**Provided entries:**
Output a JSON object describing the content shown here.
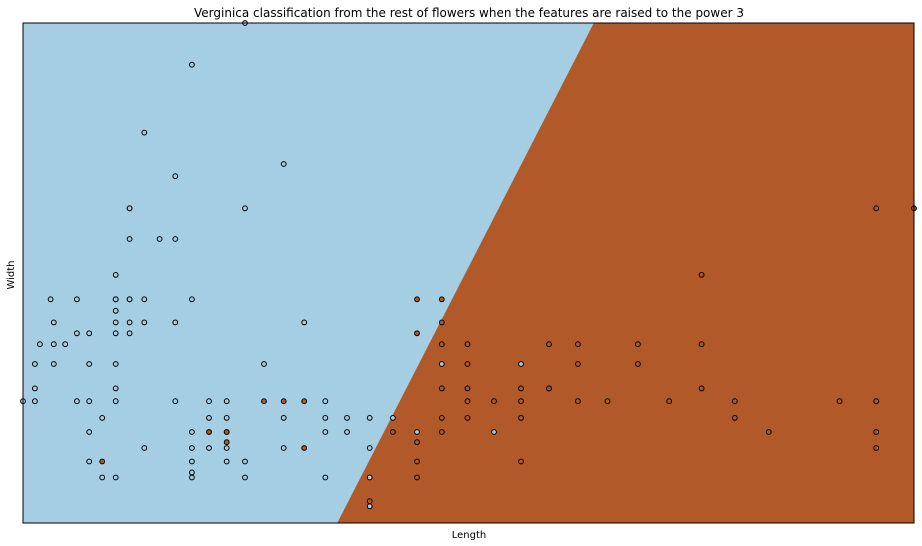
{
  "chart_data": {
    "type": "scatter",
    "title": "Verginica classification from the rest of flowers when the features are raised to the power 3",
    "xlabel": "Length",
    "ylabel": "Width",
    "xlim": [
      64.0,
      512.0
    ],
    "ylim": [
      8.0,
      86.0
    ],
    "grid": false,
    "legend": "none",
    "background_regions": [
      {
        "class": "not virginica",
        "color": "#a6cee3"
      },
      {
        "class": "virginica",
        "color": "#b15928"
      }
    ],
    "decision_boundary": [
      [
        222.0,
        8.0
      ],
      [
        351.0,
        86.0
      ]
    ],
    "colors": {
      "not_virginica": "#a6cee3",
      "virginica": "#b15928",
      "edge": "#000000"
    },
    "series": [
      {
        "class": "not virginica",
        "points": [
          [
            64.0,
            27.0
          ],
          [
            70.0,
            27.0
          ],
          [
            70.0,
            29.0
          ],
          [
            70.0,
            32.8
          ],
          [
            72.5,
            35.9
          ],
          [
            77.9,
            42.9
          ],
          [
            79.5,
            35.9
          ],
          [
            79.5,
            39.3
          ],
          [
            79.5,
            32.8
          ],
          [
            85.2,
            35.9
          ],
          [
            91.1,
            42.9
          ],
          [
            91.1,
            37.6
          ],
          [
            91.1,
            27.0
          ],
          [
            97.3,
            37.6
          ],
          [
            97.3,
            32.8
          ],
          [
            97.3,
            27.0
          ],
          [
            97.3,
            22.2
          ],
          [
            97.3,
            17.6
          ],
          [
            103.8,
            24.4
          ],
          [
            103.8,
            15.1
          ],
          [
            110.6,
            46.7
          ],
          [
            110.6,
            42.9
          ],
          [
            110.6,
            42.9
          ],
          [
            110.6,
            39.3
          ],
          [
            110.6,
            37.6
          ],
          [
            110.6,
            32.8
          ],
          [
            110.6,
            29.0
          ],
          [
            110.6,
            41.1
          ],
          [
            110.6,
            27.0
          ],
          [
            110.6,
            15.1
          ],
          [
            117.6,
            57.1
          ],
          [
            117.6,
            57.1
          ],
          [
            117.6,
            52.3
          ],
          [
            117.6,
            42.9
          ],
          [
            117.6,
            42.9
          ],
          [
            117.6,
            39.3
          ],
          [
            117.6,
            37.6
          ],
          [
            125.0,
            68.9
          ],
          [
            125.0,
            42.9
          ],
          [
            125.0,
            39.3
          ],
          [
            125.0,
            19.7
          ],
          [
            132.7,
            52.3
          ],
          [
            140.6,
            62.1
          ],
          [
            140.6,
            52.3
          ],
          [
            140.6,
            39.3
          ],
          [
            140.6,
            27.0
          ],
          [
            148.9,
            79.5
          ],
          [
            148.9,
            42.9
          ],
          [
            148.9,
            22.2
          ],
          [
            148.9,
            17.6
          ],
          [
            148.9,
            19.7
          ],
          [
            148.9,
            15.9
          ],
          [
            148.9,
            15.1
          ],
          [
            157.5,
            27.0
          ],
          [
            157.5,
            24.4
          ],
          [
            157.5,
            22.2
          ],
          [
            157.5,
            19.7
          ],
          [
            166.4,
            27.0
          ],
          [
            166.4,
            24.4
          ],
          [
            166.4,
            22.2
          ],
          [
            166.4,
            19.7
          ],
          [
            166.4,
            17.6
          ],
          [
            175.6,
            57.1
          ],
          [
            175.6,
            86.0
          ],
          [
            175.6,
            17.6
          ],
          [
            175.6,
            15.1
          ],
          [
            195.1,
            64.0
          ],
          [
            195.1,
            19.7
          ],
          [
            195.1,
            24.4
          ],
          [
            185.2,
            32.8
          ],
          [
            205.4,
            39.3
          ],
          [
            216.0,
            27.0
          ],
          [
            216.0,
            24.4
          ],
          [
            216.0,
            22.2
          ],
          [
            216.0,
            15.1
          ],
          [
            226.9,
            24.4
          ],
          [
            226.9,
            22.2
          ],
          [
            238.3,
            24.4
          ],
          [
            238.3,
            19.7
          ],
          [
            238.3,
            15.1
          ],
          [
            238.3,
            10.6
          ],
          [
            250.0,
            24.4
          ],
          [
            262.1,
            22.2
          ],
          [
            274.6,
            32.8
          ],
          [
            300.8,
            22.2
          ],
          [
            314.4,
            32.8
          ]
        ]
      },
      {
        "class": "virginica",
        "points": [
          [
            103.8,
            17.6
          ],
          [
            157.5,
            22.2
          ],
          [
            166.4,
            22.2
          ],
          [
            166.4,
            20.6
          ],
          [
            185.2,
            27.0
          ],
          [
            195.1,
            27.0
          ],
          [
            205.4,
            27.0
          ],
          [
            205.4,
            19.7
          ],
          [
            238.3,
            11.4
          ],
          [
            250.0,
            22.2
          ],
          [
            262.1,
            42.9
          ],
          [
            262.1,
            37.6
          ],
          [
            262.1,
            20.6
          ],
          [
            274.6,
            42.9
          ],
          [
            274.6,
            39.3
          ],
          [
            274.6,
            35.9
          ],
          [
            274.6,
            24.4
          ],
          [
            274.6,
            22.2
          ],
          [
            262.1,
            17.6
          ],
          [
            262.1,
            15.1
          ],
          [
            287.5,
            35.9
          ],
          [
            287.5,
            32.8
          ],
          [
            287.5,
            29.0
          ],
          [
            287.5,
            27.0
          ],
          [
            274.6,
            29.0
          ],
          [
            287.5,
            24.4
          ],
          [
            314.4,
            29.0
          ],
          [
            314.4,
            27.0
          ],
          [
            328.5,
            35.9
          ],
          [
            314.4,
            24.4
          ],
          [
            328.5,
            29.0
          ],
          [
            328.5,
            29.0
          ],
          [
            343.0,
            35.9
          ],
          [
            343.0,
            32.8
          ],
          [
            343.0,
            27.0
          ],
          [
            357.9,
            27.0
          ],
          [
            373.2,
            32.8
          ],
          [
            373.2,
            35.9
          ],
          [
            388.9,
            27.0
          ],
          [
            405.2,
            29.0
          ],
          [
            405.2,
            35.9
          ],
          [
            405.2,
            46.7
          ],
          [
            421.9,
            24.4
          ],
          [
            421.9,
            27.0
          ],
          [
            439.0,
            22.2
          ],
          [
            474.6,
            27.0
          ],
          [
            493.0,
            27.0
          ],
          [
            493.0,
            22.2
          ],
          [
            493.0,
            19.7
          ],
          [
            493.0,
            57.1
          ],
          [
            512.0,
            57.1
          ],
          [
            314.4,
            17.6
          ],
          [
            300.8,
            27.0
          ]
        ]
      }
    ]
  }
}
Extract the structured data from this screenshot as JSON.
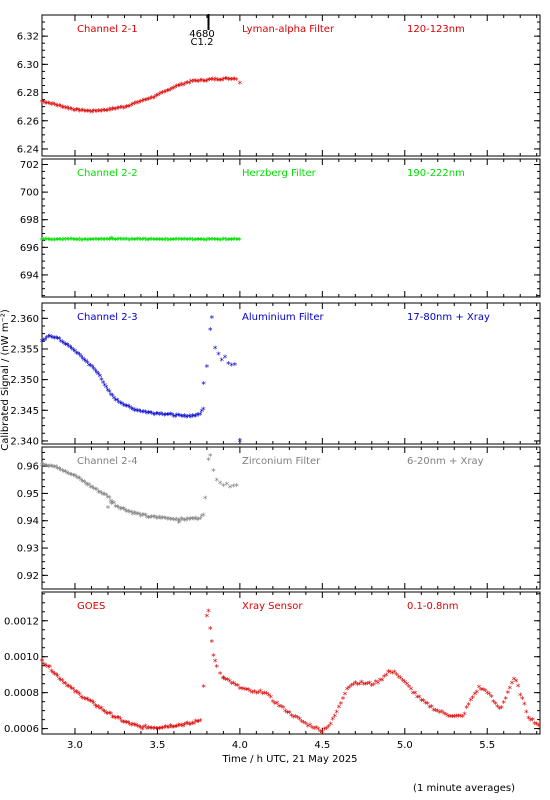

**Given problem:**
Reproduce the entries exactly. Do not carry over any picture.

**Written response:**
Output a JSON object describing the content shown here.
{
  "chart_data": {
    "type": "scatter",
    "title": "Verginica classification from the rest of flowers when the features are raised to the power 3",
    "xlabel": "Length",
    "ylabel": "Width",
    "xlim": [
      64.0,
      512.0
    ],
    "ylim": [
      8.0,
      86.0
    ],
    "grid": false,
    "legend": "none",
    "background_regions": [
      {
        "class": "not virginica",
        "color": "#a6cee3"
      },
      {
        "class": "virginica",
        "color": "#b15928"
      }
    ],
    "decision_boundary": [
      [
        222.0,
        8.0
      ],
      [
        351.0,
        86.0
      ]
    ],
    "colors": {
      "not_virginica": "#a6cee3",
      "virginica": "#b15928",
      "edge": "#000000"
    },
    "series": [
      {
        "class": "not virginica",
        "points": [
          [
            64.0,
            27.0
          ],
          [
            70.0,
            27.0
          ],
          [
            70.0,
            29.0
          ],
          [
            70.0,
            32.8
          ],
          [
            72.5,
            35.9
          ],
          [
            77.9,
            42.9
          ],
          [
            79.5,
            35.9
          ],
          [
            79.5,
            39.3
          ],
          [
            79.5,
            32.8
          ],
          [
            85.2,
            35.9
          ],
          [
            91.1,
            42.9
          ],
          [
            91.1,
            37.6
          ],
          [
            91.1,
            27.0
          ],
          [
            97.3,
            37.6
          ],
          [
            97.3,
            32.8
          ],
          [
            97.3,
            27.0
          ],
          [
            97.3,
            22.2
          ],
          [
            97.3,
            17.6
          ],
          [
            103.8,
            24.4
          ],
          [
            103.8,
            15.1
          ],
          [
            110.6,
            46.7
          ],
          [
            110.6,
            42.9
          ],
          [
            110.6,
            42.9
          ],
          [
            110.6,
            39.3
          ],
          [
            110.6,
            37.6
          ],
          [
            110.6,
            32.8
          ],
          [
            110.6,
            29.0
          ],
          [
            110.6,
            41.1
          ],
          [
            110.6,
            27.0
          ],
          [
            110.6,
            15.1
          ],
          [
            117.6,
            57.1
          ],
          [
            117.6,
            57.1
          ],
          [
            117.6,
            52.3
          ],
          [
            117.6,
            42.9
          ],
          [
            117.6,
            42.9
          ],
          [
            117.6,
            39.3
          ],
          [
            117.6,
            37.6
          ],
          [
            125.0,
            68.9
          ],
          [
            125.0,
            42.9
          ],
          [
            125.0,
            39.3
          ],
          [
            125.0,
            19.7
          ],
          [
            132.7,
            52.3
          ],
          [
            140.6,
            62.1
          ],
          [
            140.6,
            52.3
          ],
          [
            140.6,
            39.3
          ],
          [
            140.6,
            27.0
          ],
          [
            148.9,
            79.5
          ],
          [
            148.9,
            42.9
          ],
          [
            148.9,
            22.2
          ],
          [
            148.9,
            17.6
          ],
          [
            148.9,
            19.7
          ],
          [
            148.9,
            15.9
          ],
          [
            148.9,
            15.1
          ],
          [
            157.5,
            27.0
          ],
          [
            157.5,
            24.4
          ],
          [
            157.5,
            22.2
          ],
          [
            157.5,
            19.7
          ],
          [
            166.4,
            27.0
          ],
          [
            166.4,
            24.4
          ],
          [
            166.4,
            22.2
          ],
          [
            166.4,
            19.7
          ],
          [
            166.4,
            17.6
          ],
          [
            175.6,
            57.1
          ],
          [
            175.6,
            86.0
          ],
          [
            175.6,
            17.6
          ],
          [
            175.6,
            15.1
          ],
          [
            195.1,
            64.0
          ],
          [
            195.1,
            19.7
          ],
          [
            195.1,
            24.4
          ],
          [
            185.2,
            32.8
          ],
          [
            205.4,
            39.3
          ],
          [
            216.0,
            27.0
          ],
          [
            216.0,
            24.4
          ],
          [
            216.0,
            22.2
          ],
          [
            216.0,
            15.1
          ],
          [
            226.9,
            24.4
          ],
          [
            226.9,
            22.2
          ],
          [
            238.3,
            24.4
          ],
          [
            238.3,
            19.7
          ],
          [
            238.3,
            15.1
          ],
          [
            238.3,
            10.6
          ],
          [
            250.0,
            24.4
          ],
          [
            262.1,
            22.2
          ],
          [
            274.6,
            32.8
          ],
          [
            300.8,
            22.2
          ],
          [
            314.4,
            32.8
          ]
        ]
      },
      {
        "class": "virginica",
        "points": [
          [
            103.8,
            17.6
          ],
          [
            157.5,
            22.2
          ],
          [
            166.4,
            22.2
          ],
          [
            166.4,
            20.6
          ],
          [
            185.2,
            27.0
          ],
          [
            195.1,
            27.0
          ],
          [
            205.4,
            27.0
          ],
          [
            205.4,
            19.7
          ],
          [
            238.3,
            11.4
          ],
          [
            250.0,
            22.2
          ],
          [
            262.1,
            42.9
          ],
          [
            262.1,
            37.6
          ],
          [
            262.1,
            20.6
          ],
          [
            274.6,
            42.9
          ],
          [
            274.6,
            39.3
          ],
          [
            274.6,
            35.9
          ],
          [
            274.6,
            24.4
          ],
          [
            274.6,
            22.2
          ],
          [
            262.1,
            17.6
          ],
          [
            262.1,
            15.1
          ],
          [
            287.5,
            35.9
          ],
          [
            287.5,
            32.8
          ],
          [
            287.5,
            29.0
          ],
          [
            287.5,
            27.0
          ],
          [
            274.6,
            29.0
          ],
          [
            287.5,
            24.4
          ],
          [
            314.4,
            29.0
          ],
          [
            314.4,
            27.0
          ],
          [
            328.5,
            35.9
          ],
          [
            314.4,
            24.4
          ],
          [
            328.5,
            29.0
          ],
          [
            328.5,
            29.0
          ],
          [
            343.0,
            35.9
          ],
          [
            343.0,
            32.8
          ],
          [
            343.0,
            27.0
          ],
          [
            357.9,
            27.0
          ],
          [
            373.2,
            32.8
          ],
          [
            373.2,
            35.9
          ],
          [
            388.9,
            27.0
          ],
          [
            405.2,
            29.0
          ],
          [
            405.2,
            35.9
          ],
          [
            405.2,
            46.7
          ],
          [
            421.9,
            24.4
          ],
          [
            421.9,
            27.0
          ],
          [
            439.0,
            22.2
          ],
          [
            474.6,
            27.0
          ],
          [
            493.0,
            27.0
          ],
          [
            493.0,
            22.2
          ],
          [
            493.0,
            19.7
          ],
          [
            493.0,
            57.1
          ],
          [
            512.0,
            57.1
          ],
          [
            314.4,
            17.6
          ],
          [
            300.8,
            27.0
          ]
        ]
      }
    ]
  }
}
Extract the structured data from this screenshot as JSON.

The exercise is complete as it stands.